# problem with neighbor



## lbrown1

so - I'm in the burbs at the north end of Oshawa.....and my house is pretty close to my neighbors (8 feet between houses) - as all houses in the burbs are.

well - apparently the noise is just too much for the neighbor to take....I guess she doesn't like the blues 

and this is coming from just my practicing alone......all windows shut - in the basement.....let's not even get into the issue when full out band practice is going on.

anyway - I think in order to keep a good neighborly attitude going on my part - I think it might be best to maybe find some good jam space somewhere.....what do you folks do - rent a place? - banquet hall, school gym, formal rehearsal space at a studio (i.e. "Rehearsal Factory")......looking for something inexpensive ....no need to store our stuff there......anyway - just trying to get some ideas


thanks all


----------



## Guest

lbrown1 said:


> formal rehearsal space at a studio (i.e. "Rehearsal Factory")


All my years living in Toronto that's what I did with bands. Usually Cherry Beach. I miss it. Ottawa seems void of such spaces -- I guess the abundance of "suburb" here lessens the demand. But there's nothing quite like a well equipped rehearsal space. It was always worth the $50/3 hour rate and Cherry Beach. Plus: when you're paying for it you take it way more seriously.


----------



## shoretyus

Nobody in Courtice / Hampton area that you know? 

There's that Rawkspace in Peterborough but they want $12 per hour. 

http://www.rawkspace.com/?mpf=frame&


----------



## mrmatt1972

Paul said:


> One of my bands uses a church to rehearse in. In exchange, once a year we play for free for a fundraising dinner/dance. They feed us and feed us well at that event.
> 
> It's a good trade for us.


The irony here is palpable! LOL Crap - can I say that without getting this thread nuked!

Matt


----------



## lbrown1

shoretyus said:


> Nobody in Courtice / Hampton area that you know?
> 
> There's that Rawkspace in Peterborough but they want $12 per hour.

→ Stored data
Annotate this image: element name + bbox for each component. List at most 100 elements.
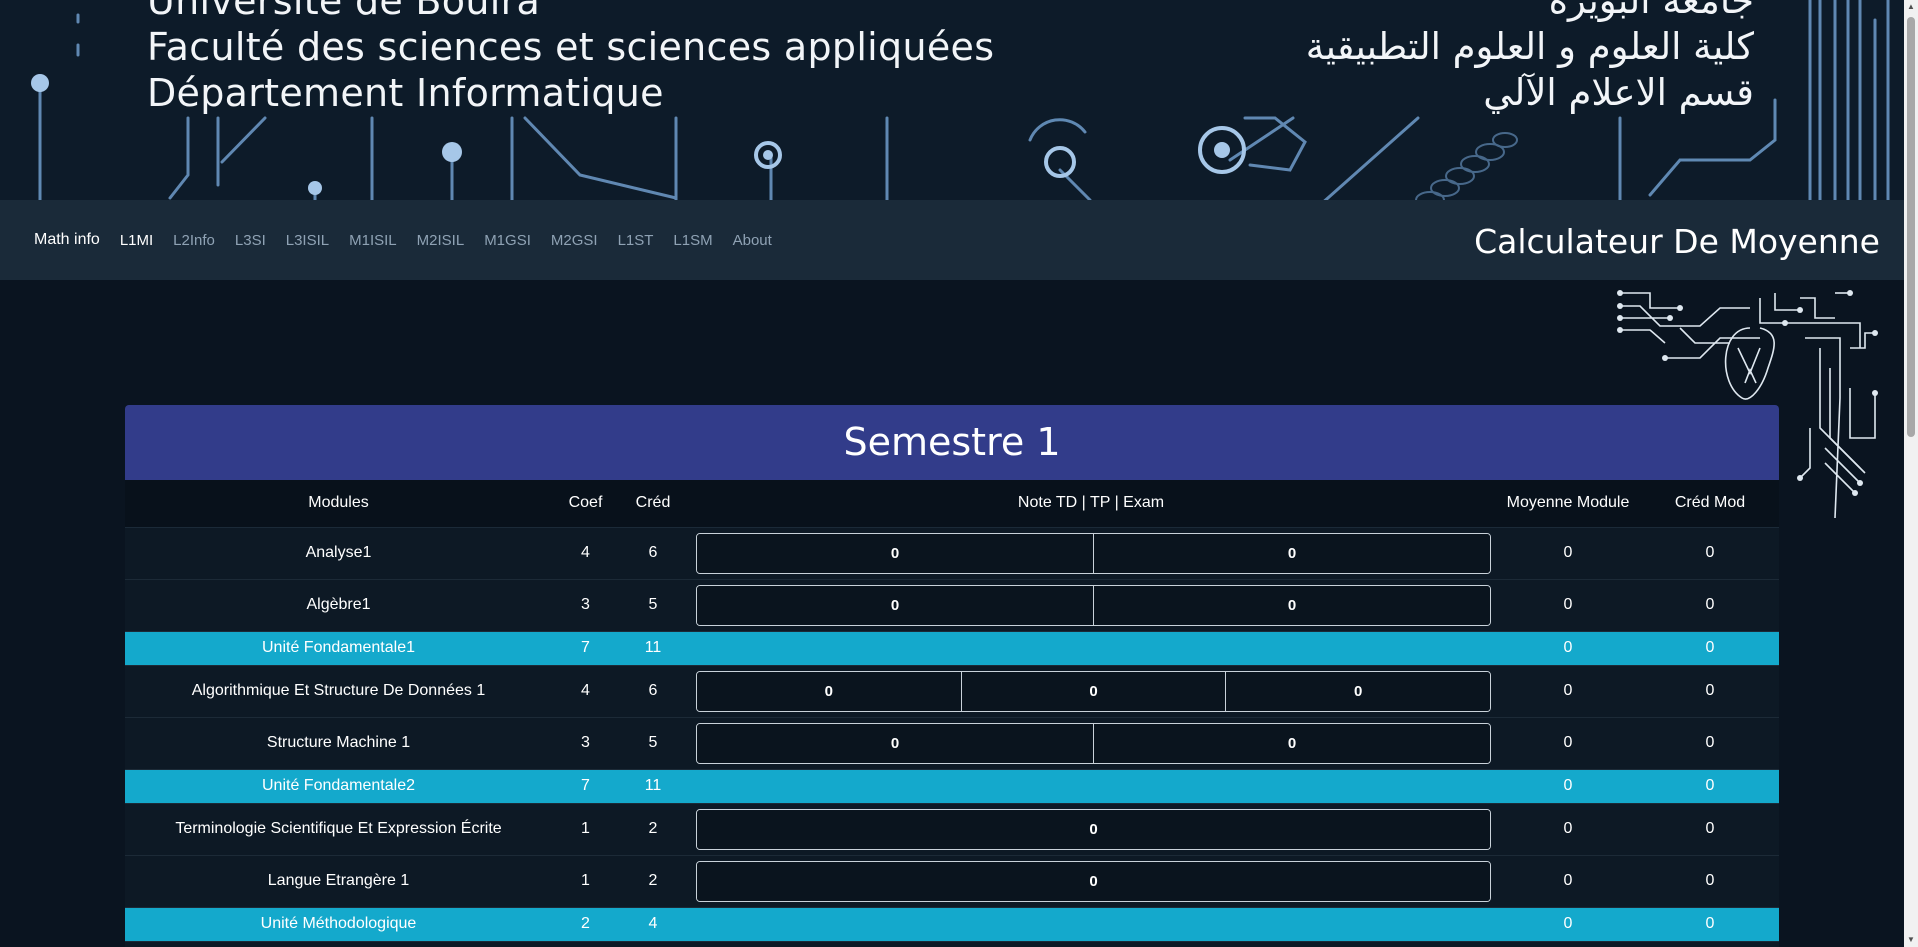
nav-brand[interactable]: Math info <box>34 231 100 249</box>
module-coef: 3 <box>552 717 619 770</box>
unit-cred: 11 <box>619 769 687 804</box>
nav-link-about[interactable]: About <box>733 232 772 249</box>
note-exam-input[interactable] <box>1094 533 1490 573</box>
note-exam-input[interactable] <box>1226 671 1490 711</box>
module-moyenne: 0 <box>1495 579 1641 632</box>
unit-spacer <box>687 769 1495 804</box>
nav-link-l1sm[interactable]: L1SM <box>673 232 712 249</box>
scroll-up-icon[interactable]: ▲ <box>1904 0 1918 14</box>
nav-link-l3si[interactable]: L3SI <box>235 232 266 249</box>
department-line-ar: قسم الاعلام الآلي <box>1483 71 1754 114</box>
module-moyenne: 0 <box>1495 855 1641 908</box>
module-cred: 2 <box>619 855 687 908</box>
note-exam-input[interactable] <box>1094 585 1490 625</box>
module-name: Langue Etrangère 1 <box>125 855 552 908</box>
notes-cell <box>687 579 1495 632</box>
unit-coef: 7 <box>552 769 619 804</box>
module-name: Analyse1 <box>125 527 552 580</box>
faculty-line: Faculté des sciences et sciences appliqu… <box>147 25 995 69</box>
note-td-input[interactable] <box>697 533 1094 573</box>
nav-link-m1isil[interactable]: M1ISIL <box>349 232 397 249</box>
unit-spacer <box>687 631 1495 666</box>
col-header-notes: Note TD | TP | Exam <box>687 480 1495 528</box>
unit-moyenne: 0 <box>1495 769 1641 804</box>
note-input-group <box>696 584 1491 626</box>
table-row: Algèbre1 3 5 0 0 <box>125 579 1779 632</box>
module-cred-mod: 0 <box>1641 855 1779 908</box>
nav-link-l1st[interactable]: L1ST <box>618 232 654 249</box>
module-coef: 3 <box>552 579 619 632</box>
unit-cred: 11 <box>619 631 687 666</box>
nav-link-l2info[interactable]: L2Info <box>173 232 215 249</box>
module-cred: 5 <box>619 579 687 632</box>
note-tp-input[interactable] <box>961 671 1227 711</box>
university-name-arabic: جامعة البويرة كلية العلوم و العلوم التطب… <box>1306 0 1754 116</box>
navbar: Math info L1MI L2Info L3SI L3ISIL M1ISIL… <box>0 200 1904 280</box>
nav-link-m1gsi[interactable]: M1GSI <box>484 232 531 249</box>
app-title: Calculateur De Moyenne <box>1474 222 1880 261</box>
note-td-input[interactable] <box>697 671 962 711</box>
semester-card: Semestre 1 Modules Coef Créd Note TD | T… <box>125 405 1779 947</box>
note-exam-input[interactable] <box>1094 723 1490 763</box>
university-line-ar: جامعة البويرة <box>1548 0 1754 22</box>
col-header-moyenne: Moyenne Module <box>1495 480 1641 528</box>
note-input-group <box>696 532 1491 574</box>
unit-moyenne: 0 <box>1495 907 1641 942</box>
unit-row: Unité Méthodologique 2 4 0 0 <box>125 907 1779 942</box>
department-line: Département Informatique <box>147 71 664 115</box>
col-header-cred: Créd <box>619 480 687 528</box>
notes-cell <box>687 855 1495 908</box>
unit-cred-mod: 0 <box>1641 769 1779 804</box>
module-cred-mod: 0 <box>1641 717 1779 770</box>
notes-cell <box>687 717 1495 770</box>
table-row: Structure Machine 1 3 5 0 0 <box>125 717 1779 770</box>
header-banner: Université de Bouira Faculté des science… <box>0 0 1904 200</box>
unit-cred-mod: 0 <box>1641 631 1779 666</box>
university-name-french: Université de Bouira Faculté des science… <box>147 0 994 116</box>
notes-cell <box>687 803 1495 856</box>
note-td-input[interactable] <box>697 585 1094 625</box>
scroll-thumb[interactable] <box>1907 17 1915 437</box>
module-cred: 2 <box>619 803 687 856</box>
nav-link-l1mi[interactable]: L1MI <box>120 232 153 249</box>
unit-row: Unité Fondamentale2 7 11 0 0 <box>125 769 1779 804</box>
module-coef: 4 <box>552 665 619 718</box>
unit-name: Unité Fondamentale2 <box>125 769 552 804</box>
note-exam-input[interactable] <box>697 809 1490 849</box>
unit-name: Unité Fondamentale1 <box>125 631 552 666</box>
note-input-group <box>696 722 1491 764</box>
module-coef: 4 <box>552 527 619 580</box>
unit-spacer <box>687 907 1495 942</box>
nav-link-m2isil[interactable]: M2ISIL <box>417 232 465 249</box>
unit-name: Unité Méthodologique <box>125 907 552 942</box>
module-moyenne: 0 <box>1495 717 1641 770</box>
note-input-group <box>696 860 1491 902</box>
table-row: Analyse1 4 6 0 0 <box>125 527 1779 580</box>
nav-links: Math info L1MI L2Info L3SI L3ISIL M1ISIL… <box>34 231 792 249</box>
grades-table: Modules Coef Créd Note TD | TP | Exam Mo… <box>125 480 1779 942</box>
module-cred: 6 <box>619 527 687 580</box>
scroll-down-icon[interactable]: ▼ <box>1904 933 1918 947</box>
note-input-group <box>696 670 1491 712</box>
note-exam-input[interactable] <box>697 861 1490 901</box>
table-row: Langue Etrangère 1 1 2 0 0 <box>125 855 1779 908</box>
module-name: Structure Machine 1 <box>125 717 552 770</box>
notes-cell <box>687 527 1495 580</box>
module-cred-mod: 0 <box>1641 579 1779 632</box>
note-td-input[interactable] <box>697 723 1094 763</box>
semester-title: Semestre 1 <box>125 405 1779 480</box>
module-moyenne: 0 <box>1495 803 1641 856</box>
unit-cred: 4 <box>619 907 687 942</box>
nav-link-l3isil[interactable]: L3ISIL <box>286 232 329 249</box>
faculty-line-ar: كلية العلوم و العلوم التطبيقية <box>1305 25 1754 68</box>
module-coef: 1 <box>552 855 619 908</box>
unit-moyenne: 0 <box>1495 631 1641 666</box>
module-moyenne: 0 <box>1495 527 1641 580</box>
unit-row: Unité Fondamentale1 7 11 0 0 <box>125 631 1779 666</box>
nav-link-m2gsi[interactable]: M2GSI <box>551 232 598 249</box>
table-header-row: Modules Coef Créd Note TD | TP | Exam Mo… <box>125 480 1779 528</box>
module-moyenne: 0 <box>1495 665 1641 718</box>
page-scrollbar[interactable]: ▲ ▼ <box>1904 0 1918 947</box>
module-cred-mod: 0 <box>1641 527 1779 580</box>
module-cred: 6 <box>619 665 687 718</box>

→ Direction 1
Summarize the rehearsal-space thread in two sentences.
→ Direction 2
Reproduce the part of the rehearsal-space thread from "so - I'm in" to "the burbs are.".

→ Task answer 1
A poster whose house in the suburbs at the north end of Oshawa sits close to the neighbor's learns that the neighbor finds the noise from solo basement practice too much, so the poster asks how others find inexpensive jam space. Replies mention paying $50 for three hours at rehearsal studios in Toronto, a Rawkspace in Peterborough that charges $12 per hour, and a band that rehearses in a church in exchange for playing a yearly fundraising dinner/dance for free.

→ Task answer 2
so - I'm in the burbs at the north end of Oshawa.....and my house is pretty close to my neighbors (8 feet between houses) - as all houses in the burbs are.